▸ To do: Retype the data below without altering anything.

▸ Items:
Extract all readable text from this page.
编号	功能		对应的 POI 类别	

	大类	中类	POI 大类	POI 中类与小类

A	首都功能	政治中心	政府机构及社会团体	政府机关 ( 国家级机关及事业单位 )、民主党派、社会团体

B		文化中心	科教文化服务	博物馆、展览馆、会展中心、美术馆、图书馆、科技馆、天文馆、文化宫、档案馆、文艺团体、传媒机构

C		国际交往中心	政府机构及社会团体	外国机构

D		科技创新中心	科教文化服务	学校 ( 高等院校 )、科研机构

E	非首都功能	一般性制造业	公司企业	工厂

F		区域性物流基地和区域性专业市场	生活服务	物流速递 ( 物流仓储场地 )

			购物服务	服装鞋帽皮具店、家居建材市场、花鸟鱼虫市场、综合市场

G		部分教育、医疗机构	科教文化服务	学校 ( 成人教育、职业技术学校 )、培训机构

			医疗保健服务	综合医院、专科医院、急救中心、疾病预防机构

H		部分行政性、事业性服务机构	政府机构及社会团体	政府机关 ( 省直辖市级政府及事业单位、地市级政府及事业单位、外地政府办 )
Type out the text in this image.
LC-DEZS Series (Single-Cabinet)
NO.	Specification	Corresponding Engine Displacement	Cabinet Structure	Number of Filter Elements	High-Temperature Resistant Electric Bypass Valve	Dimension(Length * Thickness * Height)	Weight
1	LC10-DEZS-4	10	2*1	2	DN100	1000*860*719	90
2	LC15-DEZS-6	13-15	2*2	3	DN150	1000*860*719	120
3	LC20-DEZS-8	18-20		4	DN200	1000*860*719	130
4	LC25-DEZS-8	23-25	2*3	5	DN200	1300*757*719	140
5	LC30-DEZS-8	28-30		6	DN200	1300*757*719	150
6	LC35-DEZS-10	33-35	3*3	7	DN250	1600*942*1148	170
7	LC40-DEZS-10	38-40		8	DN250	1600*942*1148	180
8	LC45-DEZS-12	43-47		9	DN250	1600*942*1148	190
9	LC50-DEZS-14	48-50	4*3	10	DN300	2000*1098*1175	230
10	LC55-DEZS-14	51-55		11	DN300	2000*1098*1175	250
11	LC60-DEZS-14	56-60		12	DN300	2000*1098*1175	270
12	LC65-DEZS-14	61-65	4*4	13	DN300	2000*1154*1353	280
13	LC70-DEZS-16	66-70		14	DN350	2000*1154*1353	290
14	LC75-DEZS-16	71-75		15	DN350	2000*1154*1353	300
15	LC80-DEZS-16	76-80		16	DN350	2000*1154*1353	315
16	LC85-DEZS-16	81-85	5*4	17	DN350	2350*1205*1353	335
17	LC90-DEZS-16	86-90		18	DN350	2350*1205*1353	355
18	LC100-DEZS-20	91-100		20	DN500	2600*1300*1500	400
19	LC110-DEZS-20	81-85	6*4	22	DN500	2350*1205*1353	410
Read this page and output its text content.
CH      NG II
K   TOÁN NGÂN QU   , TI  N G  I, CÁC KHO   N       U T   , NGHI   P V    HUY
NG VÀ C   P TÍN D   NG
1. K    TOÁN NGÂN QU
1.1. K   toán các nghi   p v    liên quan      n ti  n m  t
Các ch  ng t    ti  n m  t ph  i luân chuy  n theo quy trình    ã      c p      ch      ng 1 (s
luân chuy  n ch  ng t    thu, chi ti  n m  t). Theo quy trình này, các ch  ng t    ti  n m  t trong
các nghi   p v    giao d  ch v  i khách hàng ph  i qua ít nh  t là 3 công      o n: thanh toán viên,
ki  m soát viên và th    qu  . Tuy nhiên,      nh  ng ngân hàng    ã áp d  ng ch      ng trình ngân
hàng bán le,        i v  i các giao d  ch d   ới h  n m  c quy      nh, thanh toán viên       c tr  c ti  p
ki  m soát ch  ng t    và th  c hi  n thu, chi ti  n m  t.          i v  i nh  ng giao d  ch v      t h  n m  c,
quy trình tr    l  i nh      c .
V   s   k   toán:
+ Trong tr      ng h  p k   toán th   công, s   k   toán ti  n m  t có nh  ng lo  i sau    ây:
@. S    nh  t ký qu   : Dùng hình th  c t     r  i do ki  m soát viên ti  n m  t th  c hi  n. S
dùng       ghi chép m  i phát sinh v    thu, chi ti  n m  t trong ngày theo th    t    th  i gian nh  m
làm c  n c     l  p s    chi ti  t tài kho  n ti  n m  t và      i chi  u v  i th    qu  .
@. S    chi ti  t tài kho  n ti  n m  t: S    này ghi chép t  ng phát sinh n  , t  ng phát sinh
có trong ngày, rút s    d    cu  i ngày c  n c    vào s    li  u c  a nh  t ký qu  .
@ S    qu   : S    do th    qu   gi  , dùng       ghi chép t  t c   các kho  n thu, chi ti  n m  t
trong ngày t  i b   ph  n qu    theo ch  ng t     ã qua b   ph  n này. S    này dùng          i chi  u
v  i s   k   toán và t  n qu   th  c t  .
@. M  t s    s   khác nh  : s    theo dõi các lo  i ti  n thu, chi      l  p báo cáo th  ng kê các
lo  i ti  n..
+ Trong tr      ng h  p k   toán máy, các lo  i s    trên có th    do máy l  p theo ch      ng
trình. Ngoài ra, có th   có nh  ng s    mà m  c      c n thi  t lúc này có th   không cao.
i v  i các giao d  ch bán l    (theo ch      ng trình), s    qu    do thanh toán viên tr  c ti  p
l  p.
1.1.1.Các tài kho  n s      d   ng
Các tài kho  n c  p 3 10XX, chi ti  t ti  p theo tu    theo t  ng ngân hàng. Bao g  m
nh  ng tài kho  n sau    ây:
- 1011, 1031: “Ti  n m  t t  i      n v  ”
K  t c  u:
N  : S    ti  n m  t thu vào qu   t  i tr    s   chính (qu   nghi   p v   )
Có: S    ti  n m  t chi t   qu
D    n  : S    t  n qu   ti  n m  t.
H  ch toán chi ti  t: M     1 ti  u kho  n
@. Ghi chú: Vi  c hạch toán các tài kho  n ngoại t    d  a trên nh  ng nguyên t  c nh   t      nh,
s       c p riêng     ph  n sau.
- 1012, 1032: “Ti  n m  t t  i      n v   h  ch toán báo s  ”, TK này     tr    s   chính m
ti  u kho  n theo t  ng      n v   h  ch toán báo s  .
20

▸ Finished answer:
Extract all readable text from this page.
编号	功能		对应的 POI 类别	

	大类	中类	POI 大类	POI 中类与小类

A	首都功能	政治中心	政府机构及社会团体	政府机关 ( 国家级机关及事业单位 )、民主党派、社会团体

B		文化中心	科教文化服务	博物馆、展览馆、会展中心、美术馆、图书馆、科技馆、天文馆、文化宫、档案馆、文艺团体、传媒机构

C		国际交往中心	政府机构及社会团体	外国机构

D		科技创新中心	科教文化服务	学校 ( 高等院校 )、科研机构

E	非首都功能	一般性制造业	公司企业	工厂

F		区域性物流基地和区域性专业市场	生活服务	物流速递 ( 物流仓储场地 )

			购物服务	服装鞋帽皮具店、家居建材市场、花鸟鱼虫市场、综合市场

G		部分教育、医疗机构	科教文化服务	学校 ( 成人教育、职业技术学校 )、培训机构

			医疗保健服务	综合医院、专科医院、急救中心、疾病预防机构

H		部分行政性、事业性服务机构	政府机构及社会团体	政府机关 ( 省直辖市级政府及事业单位、地市级政府及事业单位、外地政府办 )
Type out the text in this image.
LC-DEZS Series (Single-Cabinet)
NO.	Specification	Corresponding Engine Displacement	Cabinet Structure	Number of Filter Elements	High-Temperature Resistant Electric Bypass Valve	Dimension(Length * Thickness * Height)	Weight
1	LC10-DEZS-4	10	2*1	2	DN100	1000*860*719	90
2	LC15-DEZS-6	13-15	2*2	3	DN150	1000*860*719	120
3	LC20-DEZS-8	18-20		4	DN200	1000*860*719	130
4	LC25-DEZS-8	23-25	2*3	5	DN200	1300*757*719	140
5	LC30-DEZS-8	28-30		6	DN200	1300*757*719	150
6	LC35-DEZS-10	33-35	3*3	7	DN250	1600*942*1148	170
7	LC40-DEZS-10	38-40		8	DN250	1600*942*1148	180
8	LC45-DEZS-12	43-47		9	DN250	1600*942*1148	190
9	LC50-DEZS-14	48-50	4*3	10	DN300	2000*1098*1175	230
10	LC55-DEZS-14	51-55		11	DN300	2000*1098*1175	250
11	LC60-DEZS-14	56-60		12	DN300	2000*1098*1175	270
12	LC65-DEZS-14	61-65	4*4	13	DN300	2000*1154*1353	280
13	LC70-DEZS-16	66-70		14	DN350	2000*1154*1353	290
14	LC75-DEZS-16	71-75		15	DN350	2000*1154*1353	300
15	LC80-DEZS-16	76-80		16	DN350	2000*1154*1353	315
16	LC85-DEZS-16	81-85	5*4	17	DN350	2350*1205*1353	335
17	LC90-DEZS-16	86-90		18	DN350	2350*1205*1353	355
18	LC100-DEZS-20	91-100		20	DN500	2600*1300*1500	400
19	LC110-DEZS-20	81-85	6*4	22	DN500	2350*1205*1353	410
Read this page and output its text content.
CH      NG II
K   TOÁN NGÂN QU   , TI  N G  I, CÁC KHO   N       U T   , NGHI   P V    HUY
NG VÀ C   P TÍN D   NG
1. K    TOÁN NGÂN QU
1.1. K   toán các nghi   p v    liên quan      n ti  n m  t
Các ch  ng t    ti  n m  t ph  i luân chuy  n theo quy trình    ã      c p      ch      ng 1 (s
luân chuy  n ch  ng t    thu, chi ti  n m  t). Theo quy trình này, các ch  ng t    ti  n m  t trong
các nghi   p v    giao d  ch v  i khách hàng ph  i qua ít nh  t là 3 công      o n: thanh toán viên,
ki  m soát viên và th    qu  . Tuy nhiên,      nh  ng ngân hàng    ã áp d  ng ch      ng trình ngân
hàng bán le,        i v  i các giao d  ch d   ới h  n m  c quy      nh, thanh toán viên       c tr  c ti  p
ki  m soát ch  ng t    và th  c hi  n thu, chi ti  n m  t.          i v  i nh  ng giao d  ch v      t h  n m  c,
quy trình tr    l  i nh      c .
V   s   k   toán:
+ Trong tr      ng h  p k   toán th   công, s   k   toán ti  n m  t có nh  ng lo  i sau    ây:
@. S    nh  t ký qu   : Dùng hình th  c t     r  i do ki  m soát viên ti  n m  t th  c hi  n. S
dùng       ghi chép m  i phát sinh v    thu, chi ti  n m  t trong ngày theo th    t    th  i gian nh  m
làm c  n c     l  p s    chi ti  t tài kho  n ti  n m  t và      i chi  u v  i th    qu  .
@. S    chi ti  t tài kho  n ti  n m  t: S    này ghi chép t  ng phát sinh n  , t  ng phát sinh
có trong ngày, rút s    d    cu  i ngày c  n c    vào s    li  u c  a nh  t ký qu  .
@ S    qu   : S    do th    qu   gi  , dùng       ghi chép t  t c   các kho  n thu, chi ti  n m  t
trong ngày t  i b   ph  n qu    theo ch  ng t     ã qua b   ph  n này. S    này dùng          i chi  u
v  i s   k   toán và t  n qu   th  c t  .
@. M  t s    s   khác nh  : s    theo dõi các lo  i ti  n thu, chi      l  p báo cáo th  ng kê các
lo  i ti  n..
+ Trong tr      ng h  p k   toán máy, các lo  i s    trên có th    do máy l  p theo ch      ng
trình. Ngoài ra, có th   có nh  ng s    mà m  c      c n thi  t lúc này có th   không cao.
i v  i các giao d  ch bán l    (theo ch      ng trình), s    qu    do thanh toán viên tr  c ti  p
l  p.
1.1.1.Các tài kho  n s      d   ng
Các tài kho  n c  p 3 10XX, chi ti  t ti  p theo tu    theo t  ng ngân hàng. Bao g  m
nh  ng tài kho  n sau    ây:
- 1011, 1031: “Ti  n m  t t  i      n v  ”
K  t c  u:
N  : S    ti  n m  t thu vào qu   t  i tr    s   chính (qu   nghi   p v   )
Có: S    ti  n m  t chi t   qu
D    n  : S    t  n qu   ti  n m  t.
H  ch toán chi ti  t: M     1 ti  u kho  n
@. Ghi chú: Vi  c hạch toán các tài kho  n ngoại t    d  a trên nh  ng nguyên t  c nh   t      nh,
s       c p riêng     ph  n sau.
- 1012, 1032: “Ti  n m  t t  i      n v   h  ch toán báo s  ”, TK này     tr    s   chính m
ti  u kho  n theo t  ng      n v   h  ch toán báo s  .
20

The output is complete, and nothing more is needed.